Data items
☆ ☆ ☆ ☆

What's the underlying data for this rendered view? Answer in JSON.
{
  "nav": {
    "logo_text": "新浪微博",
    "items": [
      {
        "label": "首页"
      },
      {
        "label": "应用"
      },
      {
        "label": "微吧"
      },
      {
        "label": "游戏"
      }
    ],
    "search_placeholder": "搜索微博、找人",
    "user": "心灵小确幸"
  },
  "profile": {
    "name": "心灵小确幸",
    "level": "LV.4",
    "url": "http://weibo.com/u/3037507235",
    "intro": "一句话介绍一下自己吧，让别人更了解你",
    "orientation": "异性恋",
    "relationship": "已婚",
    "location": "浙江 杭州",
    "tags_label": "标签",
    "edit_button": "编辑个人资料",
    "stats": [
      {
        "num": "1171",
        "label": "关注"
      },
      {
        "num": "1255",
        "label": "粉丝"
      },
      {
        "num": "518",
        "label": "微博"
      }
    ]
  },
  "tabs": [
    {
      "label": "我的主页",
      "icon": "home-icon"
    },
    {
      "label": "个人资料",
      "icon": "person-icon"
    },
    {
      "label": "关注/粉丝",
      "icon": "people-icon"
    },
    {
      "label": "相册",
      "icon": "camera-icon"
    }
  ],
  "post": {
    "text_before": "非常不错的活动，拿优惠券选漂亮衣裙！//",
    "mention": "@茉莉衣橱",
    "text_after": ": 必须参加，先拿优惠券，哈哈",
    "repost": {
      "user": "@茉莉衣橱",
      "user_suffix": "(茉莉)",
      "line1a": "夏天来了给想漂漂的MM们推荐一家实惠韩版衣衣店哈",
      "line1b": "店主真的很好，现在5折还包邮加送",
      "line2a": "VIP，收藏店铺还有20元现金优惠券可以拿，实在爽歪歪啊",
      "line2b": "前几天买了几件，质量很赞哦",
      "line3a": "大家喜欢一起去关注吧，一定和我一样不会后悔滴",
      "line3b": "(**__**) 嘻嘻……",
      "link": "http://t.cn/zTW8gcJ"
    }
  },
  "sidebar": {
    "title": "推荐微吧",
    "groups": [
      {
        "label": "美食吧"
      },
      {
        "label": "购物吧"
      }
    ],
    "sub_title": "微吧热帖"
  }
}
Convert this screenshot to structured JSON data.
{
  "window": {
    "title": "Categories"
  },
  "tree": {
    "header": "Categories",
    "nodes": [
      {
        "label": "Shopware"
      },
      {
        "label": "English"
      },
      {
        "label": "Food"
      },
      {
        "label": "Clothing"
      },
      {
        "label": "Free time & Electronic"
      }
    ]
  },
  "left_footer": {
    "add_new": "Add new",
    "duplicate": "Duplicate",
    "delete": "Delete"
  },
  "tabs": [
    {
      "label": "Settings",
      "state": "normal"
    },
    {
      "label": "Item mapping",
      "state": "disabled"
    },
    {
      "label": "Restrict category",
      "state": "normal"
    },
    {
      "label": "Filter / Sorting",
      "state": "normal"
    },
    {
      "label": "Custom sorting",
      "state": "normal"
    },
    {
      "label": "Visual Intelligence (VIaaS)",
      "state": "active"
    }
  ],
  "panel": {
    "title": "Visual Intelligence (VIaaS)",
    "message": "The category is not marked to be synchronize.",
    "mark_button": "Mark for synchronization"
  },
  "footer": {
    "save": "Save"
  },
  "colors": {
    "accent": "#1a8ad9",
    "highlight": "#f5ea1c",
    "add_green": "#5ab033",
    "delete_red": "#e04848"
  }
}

☆ ☆ ☆ ☆

▶ [TASK STATEMENT]: Copy out every line from the material above in which the word "Visual" appears.

▶ [TASK OUTPUT]:
      "label": "Visual Intelligence (VIaaS)",
    "title": "Visual Intelligence (VIaaS)",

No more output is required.